• Your objective:
Return each line containing the string "desc".

• Data extracted from a collection:

■ ■ ■

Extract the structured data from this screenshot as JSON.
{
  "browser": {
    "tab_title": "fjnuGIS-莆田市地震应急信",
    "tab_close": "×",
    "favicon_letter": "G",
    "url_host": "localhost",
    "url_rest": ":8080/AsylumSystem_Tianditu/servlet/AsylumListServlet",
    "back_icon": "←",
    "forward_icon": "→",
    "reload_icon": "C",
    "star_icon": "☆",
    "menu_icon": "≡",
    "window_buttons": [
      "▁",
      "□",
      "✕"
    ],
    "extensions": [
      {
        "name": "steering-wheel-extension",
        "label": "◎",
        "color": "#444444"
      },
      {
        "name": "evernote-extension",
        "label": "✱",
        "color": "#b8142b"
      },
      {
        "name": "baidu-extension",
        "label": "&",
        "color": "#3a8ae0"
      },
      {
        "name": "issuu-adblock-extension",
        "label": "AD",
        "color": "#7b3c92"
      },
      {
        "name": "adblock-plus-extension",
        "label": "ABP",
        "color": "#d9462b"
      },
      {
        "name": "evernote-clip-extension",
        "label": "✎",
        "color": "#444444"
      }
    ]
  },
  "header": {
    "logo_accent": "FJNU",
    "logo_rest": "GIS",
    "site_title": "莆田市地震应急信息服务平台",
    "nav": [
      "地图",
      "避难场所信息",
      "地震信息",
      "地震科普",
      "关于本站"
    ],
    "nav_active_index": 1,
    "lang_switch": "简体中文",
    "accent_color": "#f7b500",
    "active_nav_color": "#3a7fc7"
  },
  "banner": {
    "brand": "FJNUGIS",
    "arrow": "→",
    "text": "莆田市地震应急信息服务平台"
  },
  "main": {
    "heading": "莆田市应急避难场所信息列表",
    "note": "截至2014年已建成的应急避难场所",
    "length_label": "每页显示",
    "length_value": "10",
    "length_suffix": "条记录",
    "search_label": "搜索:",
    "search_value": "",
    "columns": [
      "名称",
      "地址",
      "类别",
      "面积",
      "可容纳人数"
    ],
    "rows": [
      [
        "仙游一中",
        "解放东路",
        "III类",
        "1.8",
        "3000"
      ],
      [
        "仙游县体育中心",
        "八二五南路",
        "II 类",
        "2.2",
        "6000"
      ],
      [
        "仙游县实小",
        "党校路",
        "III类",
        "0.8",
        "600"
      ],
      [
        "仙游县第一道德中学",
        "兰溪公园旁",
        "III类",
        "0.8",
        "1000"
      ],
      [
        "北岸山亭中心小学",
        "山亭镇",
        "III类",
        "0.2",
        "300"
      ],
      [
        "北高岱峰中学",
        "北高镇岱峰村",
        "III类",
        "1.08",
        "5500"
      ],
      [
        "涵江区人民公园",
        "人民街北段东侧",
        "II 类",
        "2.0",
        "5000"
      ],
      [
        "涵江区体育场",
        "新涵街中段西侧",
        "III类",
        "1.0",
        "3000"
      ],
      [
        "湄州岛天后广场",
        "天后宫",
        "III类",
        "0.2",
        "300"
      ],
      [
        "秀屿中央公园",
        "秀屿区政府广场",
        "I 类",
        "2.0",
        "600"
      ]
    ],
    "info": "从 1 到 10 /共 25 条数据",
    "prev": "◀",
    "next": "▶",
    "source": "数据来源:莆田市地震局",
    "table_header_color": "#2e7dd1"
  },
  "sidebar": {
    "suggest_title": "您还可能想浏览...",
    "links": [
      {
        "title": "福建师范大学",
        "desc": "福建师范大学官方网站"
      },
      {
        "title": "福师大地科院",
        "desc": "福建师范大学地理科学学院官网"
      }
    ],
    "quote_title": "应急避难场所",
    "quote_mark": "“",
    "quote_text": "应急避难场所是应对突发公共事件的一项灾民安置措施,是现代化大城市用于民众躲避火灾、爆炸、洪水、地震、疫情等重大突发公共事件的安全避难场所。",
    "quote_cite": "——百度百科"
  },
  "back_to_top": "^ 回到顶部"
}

■ ■ ■

• Answer to this exercise:
        "desc": "福建师范大学官方网站"
        "desc": "福建师范大学地理科学学院官网"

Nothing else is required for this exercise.